▼

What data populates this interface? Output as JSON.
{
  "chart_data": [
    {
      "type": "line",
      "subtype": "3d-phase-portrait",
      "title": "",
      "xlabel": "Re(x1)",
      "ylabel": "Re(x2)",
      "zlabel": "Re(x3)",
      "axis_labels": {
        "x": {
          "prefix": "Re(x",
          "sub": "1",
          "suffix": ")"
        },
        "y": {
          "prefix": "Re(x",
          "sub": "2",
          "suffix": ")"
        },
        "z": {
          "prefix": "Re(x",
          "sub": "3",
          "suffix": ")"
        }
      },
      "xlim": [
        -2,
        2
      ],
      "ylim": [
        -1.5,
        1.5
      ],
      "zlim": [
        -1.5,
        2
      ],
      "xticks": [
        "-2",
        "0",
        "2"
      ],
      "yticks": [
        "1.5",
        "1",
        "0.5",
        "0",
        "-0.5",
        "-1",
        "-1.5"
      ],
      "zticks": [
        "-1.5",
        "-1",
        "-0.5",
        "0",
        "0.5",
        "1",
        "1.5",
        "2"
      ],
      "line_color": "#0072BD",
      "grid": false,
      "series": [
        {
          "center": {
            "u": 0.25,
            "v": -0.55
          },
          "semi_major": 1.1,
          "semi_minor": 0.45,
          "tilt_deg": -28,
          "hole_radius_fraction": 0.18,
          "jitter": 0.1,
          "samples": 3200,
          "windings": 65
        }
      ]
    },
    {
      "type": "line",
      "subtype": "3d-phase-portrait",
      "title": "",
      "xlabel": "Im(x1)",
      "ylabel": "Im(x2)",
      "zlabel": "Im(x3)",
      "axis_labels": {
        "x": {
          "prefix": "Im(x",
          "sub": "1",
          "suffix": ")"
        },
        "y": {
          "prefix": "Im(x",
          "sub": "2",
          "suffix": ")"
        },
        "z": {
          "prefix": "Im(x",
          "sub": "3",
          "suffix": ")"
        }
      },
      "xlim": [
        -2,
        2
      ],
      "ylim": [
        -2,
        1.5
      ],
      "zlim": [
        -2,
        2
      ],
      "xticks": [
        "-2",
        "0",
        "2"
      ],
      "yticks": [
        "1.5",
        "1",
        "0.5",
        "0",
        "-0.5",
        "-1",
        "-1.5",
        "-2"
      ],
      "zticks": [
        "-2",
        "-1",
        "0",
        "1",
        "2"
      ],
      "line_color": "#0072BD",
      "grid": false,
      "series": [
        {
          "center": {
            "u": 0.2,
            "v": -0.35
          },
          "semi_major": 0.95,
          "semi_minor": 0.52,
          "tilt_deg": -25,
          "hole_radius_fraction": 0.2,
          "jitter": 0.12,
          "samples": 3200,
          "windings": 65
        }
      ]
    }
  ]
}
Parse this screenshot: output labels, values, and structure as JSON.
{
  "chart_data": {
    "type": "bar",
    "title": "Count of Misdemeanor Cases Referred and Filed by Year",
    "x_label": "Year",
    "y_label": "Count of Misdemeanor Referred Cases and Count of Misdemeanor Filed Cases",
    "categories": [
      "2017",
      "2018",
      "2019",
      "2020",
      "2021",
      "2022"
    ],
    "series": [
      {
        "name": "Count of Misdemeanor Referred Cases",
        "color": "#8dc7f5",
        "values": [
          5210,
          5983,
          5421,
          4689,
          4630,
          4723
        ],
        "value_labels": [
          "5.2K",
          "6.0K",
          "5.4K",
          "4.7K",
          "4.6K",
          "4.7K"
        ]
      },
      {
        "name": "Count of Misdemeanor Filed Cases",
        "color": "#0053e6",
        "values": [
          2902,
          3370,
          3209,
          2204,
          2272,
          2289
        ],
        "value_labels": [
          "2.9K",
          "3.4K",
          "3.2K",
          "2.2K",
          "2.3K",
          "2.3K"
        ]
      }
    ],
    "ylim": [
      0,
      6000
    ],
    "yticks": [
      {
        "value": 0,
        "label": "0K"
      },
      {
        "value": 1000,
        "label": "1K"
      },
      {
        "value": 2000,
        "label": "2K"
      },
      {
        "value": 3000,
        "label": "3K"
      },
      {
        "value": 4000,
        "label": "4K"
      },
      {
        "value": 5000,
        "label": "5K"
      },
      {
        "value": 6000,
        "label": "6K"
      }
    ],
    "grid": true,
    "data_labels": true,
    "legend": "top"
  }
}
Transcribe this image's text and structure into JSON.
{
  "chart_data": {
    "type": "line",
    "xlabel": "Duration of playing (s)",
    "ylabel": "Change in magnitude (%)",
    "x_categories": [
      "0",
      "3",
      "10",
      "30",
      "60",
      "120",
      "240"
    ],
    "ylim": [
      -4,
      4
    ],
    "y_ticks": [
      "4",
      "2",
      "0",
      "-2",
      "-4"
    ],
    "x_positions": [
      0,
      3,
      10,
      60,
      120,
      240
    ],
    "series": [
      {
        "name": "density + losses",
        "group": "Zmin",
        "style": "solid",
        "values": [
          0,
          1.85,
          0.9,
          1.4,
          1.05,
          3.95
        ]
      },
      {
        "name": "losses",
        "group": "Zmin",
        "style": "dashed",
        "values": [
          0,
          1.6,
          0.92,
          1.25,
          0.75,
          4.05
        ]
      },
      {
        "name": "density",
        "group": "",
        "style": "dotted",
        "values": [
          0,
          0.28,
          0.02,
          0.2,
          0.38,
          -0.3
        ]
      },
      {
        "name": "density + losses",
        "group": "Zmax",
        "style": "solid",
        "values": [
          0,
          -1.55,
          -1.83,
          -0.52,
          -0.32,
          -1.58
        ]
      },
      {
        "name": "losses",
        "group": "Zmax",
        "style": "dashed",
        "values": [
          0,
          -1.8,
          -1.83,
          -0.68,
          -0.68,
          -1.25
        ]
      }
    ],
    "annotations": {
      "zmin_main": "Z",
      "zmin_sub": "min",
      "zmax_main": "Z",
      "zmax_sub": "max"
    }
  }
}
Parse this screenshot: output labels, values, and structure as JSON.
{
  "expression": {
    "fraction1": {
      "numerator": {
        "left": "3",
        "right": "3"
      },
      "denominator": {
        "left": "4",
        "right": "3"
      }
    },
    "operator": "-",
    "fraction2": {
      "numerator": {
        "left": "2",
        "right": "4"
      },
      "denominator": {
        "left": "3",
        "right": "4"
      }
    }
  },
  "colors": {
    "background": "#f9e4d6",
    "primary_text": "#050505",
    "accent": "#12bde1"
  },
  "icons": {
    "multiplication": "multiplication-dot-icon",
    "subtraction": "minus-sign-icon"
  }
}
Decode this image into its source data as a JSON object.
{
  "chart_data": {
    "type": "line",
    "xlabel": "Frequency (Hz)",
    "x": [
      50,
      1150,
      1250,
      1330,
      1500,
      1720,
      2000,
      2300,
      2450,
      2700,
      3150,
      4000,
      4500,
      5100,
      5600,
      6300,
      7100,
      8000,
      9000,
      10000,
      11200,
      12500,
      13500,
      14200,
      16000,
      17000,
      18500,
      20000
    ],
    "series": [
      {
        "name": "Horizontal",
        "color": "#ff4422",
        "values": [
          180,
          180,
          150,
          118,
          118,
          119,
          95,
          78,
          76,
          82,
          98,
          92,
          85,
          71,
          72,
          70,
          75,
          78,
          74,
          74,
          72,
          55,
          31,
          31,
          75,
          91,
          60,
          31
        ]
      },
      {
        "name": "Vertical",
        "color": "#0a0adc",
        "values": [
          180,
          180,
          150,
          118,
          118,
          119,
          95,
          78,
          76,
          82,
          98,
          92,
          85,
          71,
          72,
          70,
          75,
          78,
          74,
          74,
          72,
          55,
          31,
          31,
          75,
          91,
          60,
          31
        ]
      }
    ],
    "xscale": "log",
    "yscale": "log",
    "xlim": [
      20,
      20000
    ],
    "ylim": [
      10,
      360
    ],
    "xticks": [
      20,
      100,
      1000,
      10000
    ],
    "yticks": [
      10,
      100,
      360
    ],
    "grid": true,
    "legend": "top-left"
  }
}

▲

Count the lines in which the string "left" appears, then report only that figure.

5